Written exercise:
Rewrite the records from the first line up to and including the line containing "tab-console[interactable]: Console [1141,124,1228,149]", substituting "gutter-number" for "line-number" and leaving everything else as it is.
-- START --
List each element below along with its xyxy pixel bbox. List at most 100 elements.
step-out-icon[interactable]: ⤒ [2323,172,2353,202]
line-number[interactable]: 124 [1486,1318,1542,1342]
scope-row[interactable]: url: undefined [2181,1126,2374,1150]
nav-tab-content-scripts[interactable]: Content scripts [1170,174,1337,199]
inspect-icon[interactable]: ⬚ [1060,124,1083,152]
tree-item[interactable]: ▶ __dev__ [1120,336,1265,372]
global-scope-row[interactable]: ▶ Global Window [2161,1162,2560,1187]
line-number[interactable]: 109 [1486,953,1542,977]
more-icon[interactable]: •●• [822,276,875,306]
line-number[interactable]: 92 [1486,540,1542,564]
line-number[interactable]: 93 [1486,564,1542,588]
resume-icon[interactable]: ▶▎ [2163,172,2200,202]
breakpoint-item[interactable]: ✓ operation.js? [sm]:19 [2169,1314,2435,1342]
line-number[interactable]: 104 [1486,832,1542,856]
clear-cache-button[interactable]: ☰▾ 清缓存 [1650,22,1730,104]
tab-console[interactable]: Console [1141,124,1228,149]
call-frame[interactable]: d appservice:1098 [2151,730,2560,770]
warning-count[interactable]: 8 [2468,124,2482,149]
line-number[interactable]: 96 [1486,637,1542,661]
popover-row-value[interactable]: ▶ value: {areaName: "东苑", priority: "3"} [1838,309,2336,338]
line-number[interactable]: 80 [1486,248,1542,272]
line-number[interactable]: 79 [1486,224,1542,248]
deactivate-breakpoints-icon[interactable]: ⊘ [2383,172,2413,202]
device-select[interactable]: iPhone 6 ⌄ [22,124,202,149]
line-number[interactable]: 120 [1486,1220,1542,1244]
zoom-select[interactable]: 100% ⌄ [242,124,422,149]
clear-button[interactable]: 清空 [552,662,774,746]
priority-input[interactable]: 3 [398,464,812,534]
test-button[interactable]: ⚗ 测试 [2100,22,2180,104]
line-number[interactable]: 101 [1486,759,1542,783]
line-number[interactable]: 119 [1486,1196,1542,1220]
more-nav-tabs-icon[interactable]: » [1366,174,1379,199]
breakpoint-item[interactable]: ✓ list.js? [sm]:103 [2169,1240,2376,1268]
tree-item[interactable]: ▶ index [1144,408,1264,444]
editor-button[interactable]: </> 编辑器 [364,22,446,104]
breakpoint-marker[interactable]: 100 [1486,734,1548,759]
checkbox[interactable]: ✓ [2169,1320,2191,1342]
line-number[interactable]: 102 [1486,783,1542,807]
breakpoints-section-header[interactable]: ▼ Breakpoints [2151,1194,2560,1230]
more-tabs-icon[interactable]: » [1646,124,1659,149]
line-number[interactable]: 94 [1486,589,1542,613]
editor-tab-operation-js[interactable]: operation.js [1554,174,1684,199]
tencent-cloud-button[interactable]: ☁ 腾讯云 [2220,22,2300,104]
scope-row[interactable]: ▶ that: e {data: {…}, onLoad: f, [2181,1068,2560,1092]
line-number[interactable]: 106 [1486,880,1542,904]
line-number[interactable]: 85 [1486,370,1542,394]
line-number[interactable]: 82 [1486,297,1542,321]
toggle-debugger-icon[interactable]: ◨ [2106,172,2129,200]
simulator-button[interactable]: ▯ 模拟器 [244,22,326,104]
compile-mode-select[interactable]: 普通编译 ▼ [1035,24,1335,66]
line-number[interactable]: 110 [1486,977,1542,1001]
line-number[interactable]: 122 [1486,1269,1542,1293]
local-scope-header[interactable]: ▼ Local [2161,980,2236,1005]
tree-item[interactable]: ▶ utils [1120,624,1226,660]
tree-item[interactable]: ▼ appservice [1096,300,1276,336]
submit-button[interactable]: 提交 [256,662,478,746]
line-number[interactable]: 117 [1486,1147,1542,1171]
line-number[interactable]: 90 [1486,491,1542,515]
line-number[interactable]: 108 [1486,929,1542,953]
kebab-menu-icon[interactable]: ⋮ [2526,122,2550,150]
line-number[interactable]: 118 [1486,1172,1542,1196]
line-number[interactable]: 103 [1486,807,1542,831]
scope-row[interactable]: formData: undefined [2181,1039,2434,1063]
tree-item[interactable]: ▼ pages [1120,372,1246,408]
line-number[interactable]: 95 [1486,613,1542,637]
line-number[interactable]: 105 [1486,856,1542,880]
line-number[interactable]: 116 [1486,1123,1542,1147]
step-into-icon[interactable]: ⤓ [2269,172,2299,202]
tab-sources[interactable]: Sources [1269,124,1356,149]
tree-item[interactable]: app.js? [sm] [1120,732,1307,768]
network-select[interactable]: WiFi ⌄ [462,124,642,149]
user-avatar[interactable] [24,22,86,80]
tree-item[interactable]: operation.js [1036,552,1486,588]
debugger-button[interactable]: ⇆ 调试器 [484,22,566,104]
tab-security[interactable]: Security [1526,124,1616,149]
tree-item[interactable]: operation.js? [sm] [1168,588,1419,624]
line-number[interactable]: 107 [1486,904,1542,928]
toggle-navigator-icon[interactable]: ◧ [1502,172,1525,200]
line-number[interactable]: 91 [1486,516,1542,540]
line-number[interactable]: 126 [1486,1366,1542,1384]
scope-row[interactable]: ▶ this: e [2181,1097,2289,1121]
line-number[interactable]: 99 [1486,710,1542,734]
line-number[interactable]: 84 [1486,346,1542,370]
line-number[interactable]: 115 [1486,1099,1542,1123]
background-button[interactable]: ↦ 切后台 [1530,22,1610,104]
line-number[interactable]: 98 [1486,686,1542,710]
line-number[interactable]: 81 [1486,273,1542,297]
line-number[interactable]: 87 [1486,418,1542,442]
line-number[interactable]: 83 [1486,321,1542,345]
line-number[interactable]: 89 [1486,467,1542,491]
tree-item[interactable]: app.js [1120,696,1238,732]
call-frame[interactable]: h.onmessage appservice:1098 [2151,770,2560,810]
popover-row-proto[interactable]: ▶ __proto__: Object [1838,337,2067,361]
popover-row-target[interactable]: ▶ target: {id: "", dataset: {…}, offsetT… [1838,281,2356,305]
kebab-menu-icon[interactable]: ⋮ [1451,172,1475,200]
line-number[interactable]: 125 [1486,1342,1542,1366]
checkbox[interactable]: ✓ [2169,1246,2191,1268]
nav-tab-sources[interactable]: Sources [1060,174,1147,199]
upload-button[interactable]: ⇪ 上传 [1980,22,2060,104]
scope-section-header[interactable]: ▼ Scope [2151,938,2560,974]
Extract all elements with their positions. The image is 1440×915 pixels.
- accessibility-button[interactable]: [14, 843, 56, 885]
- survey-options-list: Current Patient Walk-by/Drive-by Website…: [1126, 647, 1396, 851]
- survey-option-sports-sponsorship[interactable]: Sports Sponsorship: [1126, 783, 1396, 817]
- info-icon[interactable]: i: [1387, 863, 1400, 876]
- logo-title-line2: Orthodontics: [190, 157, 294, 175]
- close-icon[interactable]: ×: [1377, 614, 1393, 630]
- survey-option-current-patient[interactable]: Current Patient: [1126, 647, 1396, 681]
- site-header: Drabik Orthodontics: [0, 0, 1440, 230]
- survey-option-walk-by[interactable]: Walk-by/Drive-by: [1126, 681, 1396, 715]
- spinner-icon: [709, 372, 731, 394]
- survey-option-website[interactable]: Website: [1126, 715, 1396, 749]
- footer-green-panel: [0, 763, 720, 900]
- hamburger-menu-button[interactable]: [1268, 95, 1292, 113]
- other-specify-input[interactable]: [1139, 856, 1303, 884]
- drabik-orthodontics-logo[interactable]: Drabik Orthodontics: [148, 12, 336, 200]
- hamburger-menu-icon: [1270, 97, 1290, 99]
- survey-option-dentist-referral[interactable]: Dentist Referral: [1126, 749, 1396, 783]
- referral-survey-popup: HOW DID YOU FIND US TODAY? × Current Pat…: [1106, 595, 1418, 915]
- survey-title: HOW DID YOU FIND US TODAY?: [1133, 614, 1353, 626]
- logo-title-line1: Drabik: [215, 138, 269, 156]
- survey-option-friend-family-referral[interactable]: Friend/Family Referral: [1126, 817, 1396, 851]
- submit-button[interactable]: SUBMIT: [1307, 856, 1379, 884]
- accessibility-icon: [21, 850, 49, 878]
-- END --
Complete response:
List each element below along with its xyxy pixel bbox. List at most 100 elements.
step-out-icon[interactable]: ⤒ [2323,172,2353,202]
gutter-number[interactable]: 124 [1486,1318,1542,1342]
scope-row[interactable]: url: undefined [2181,1126,2374,1150]
nav-tab-content-scripts[interactable]: Content scripts [1170,174,1337,199]
inspect-icon[interactable]: ⬚ [1060,124,1083,152]
tree-item[interactable]: ▶ __dev__ [1120,336,1265,372]
global-scope-row[interactable]: ▶ Global Window [2161,1162,2560,1187]
gutter-number[interactable]: 109 [1486,953,1542,977]
more-icon[interactable]: •●• [822,276,875,306]
gutter-number[interactable]: 92 [1486,540,1542,564]
gutter-number[interactable]: 93 [1486,564,1542,588]
resume-icon[interactable]: ▶▎ [2163,172,2200,202]
breakpoint-item[interactable]: ✓ operation.js? [sm]:19 [2169,1314,2435,1342]
gutter-number[interactable]: 104 [1486,832,1542,856]
clear-cache-button[interactable]: ☰▾ 清缓存 [1650,22,1730,104]
tab-console[interactable]: Console [1141,124,1228,149]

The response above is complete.